Below you will find a set of lines. Repeat them all exactly.
>> BEGIN Available records
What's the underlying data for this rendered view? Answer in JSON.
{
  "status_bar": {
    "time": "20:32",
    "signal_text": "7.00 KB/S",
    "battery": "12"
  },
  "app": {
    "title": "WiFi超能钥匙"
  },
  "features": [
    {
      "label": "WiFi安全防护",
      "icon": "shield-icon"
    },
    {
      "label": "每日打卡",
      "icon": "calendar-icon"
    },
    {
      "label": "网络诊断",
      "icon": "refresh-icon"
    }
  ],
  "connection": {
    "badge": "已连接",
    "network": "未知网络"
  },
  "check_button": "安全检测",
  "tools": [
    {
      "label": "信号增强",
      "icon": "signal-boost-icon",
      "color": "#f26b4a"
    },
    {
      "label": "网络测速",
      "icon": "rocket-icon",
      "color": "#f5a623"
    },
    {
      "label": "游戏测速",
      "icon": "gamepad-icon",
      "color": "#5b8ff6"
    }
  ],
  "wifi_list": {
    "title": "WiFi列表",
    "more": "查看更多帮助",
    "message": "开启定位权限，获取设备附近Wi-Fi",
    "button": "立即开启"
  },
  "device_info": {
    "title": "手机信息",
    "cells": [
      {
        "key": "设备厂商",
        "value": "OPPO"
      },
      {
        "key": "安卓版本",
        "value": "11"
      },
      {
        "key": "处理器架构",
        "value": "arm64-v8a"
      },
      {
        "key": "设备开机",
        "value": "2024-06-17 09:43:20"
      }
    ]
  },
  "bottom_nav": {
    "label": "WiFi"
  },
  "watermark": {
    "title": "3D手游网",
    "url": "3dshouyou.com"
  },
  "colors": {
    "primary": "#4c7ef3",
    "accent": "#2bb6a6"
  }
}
>> END Available records
* _Task result_
What's the underlying data for this rendered view? Answer in JSON.
{
  "status_bar": {
    "time": "20:32",
    "signal_text": "7.00 KB/S",
    "battery": "12"
  },
  "app": {
    "title": "WiFi超能钥匙"
  },
  "features": [
    {
      "label": "WiFi安全防护",
      "icon": "shield-icon"
    },
    {
      "label": "每日打卡",
      "icon": "calendar-icon"
    },
    {
      "label": "网络诊断",
      "icon": "refresh-icon"
    }
  ],
  "connection": {
    "badge": "已连接",
    "network": "未知网络"
  },
  "check_button": "安全检测",
  "tools": [
    {
      "label": "信号增强",
      "icon": "signal-boost-icon",
      "color": "#f26b4a"
    },
    {
      "label": "网络测速",
      "icon": "rocket-icon",
      "color": "#f5a623"
    },
    {
      "label": "游戏测速",
      "icon": "gamepad-icon",
      "color": "#5b8ff6"
    }
  ],
  "wifi_list": {
    "title": "WiFi列表",
    "more": "查看更多帮助",
    "message": "开启定位权限，获取设备附近Wi-Fi",
    "button": "立即开启"
  },
  "device_info": {
    "title": "手机信息",
    "cells": [
      {
        "key": "设备厂商",
        "value": "OPPO"
      },
      {
        "key": "安卓版本",
        "value": "11"
      },
      {
        "key": "处理器架构",
        "value": "arm64-v8a"
      },
      {
        "key": "设备开机",
        "value": "2024-06-17 09:43:20"
      }
    ]
  },
  "bottom_nav": {
    "label": "WiFi"
  },
  "watermark": {
    "title": "3D手游网",
    "url": "3dshouyou.com"
  },
  "colors": {
    "primary": "#4c7ef3",
    "accent": "#2bb6a6"
  }
}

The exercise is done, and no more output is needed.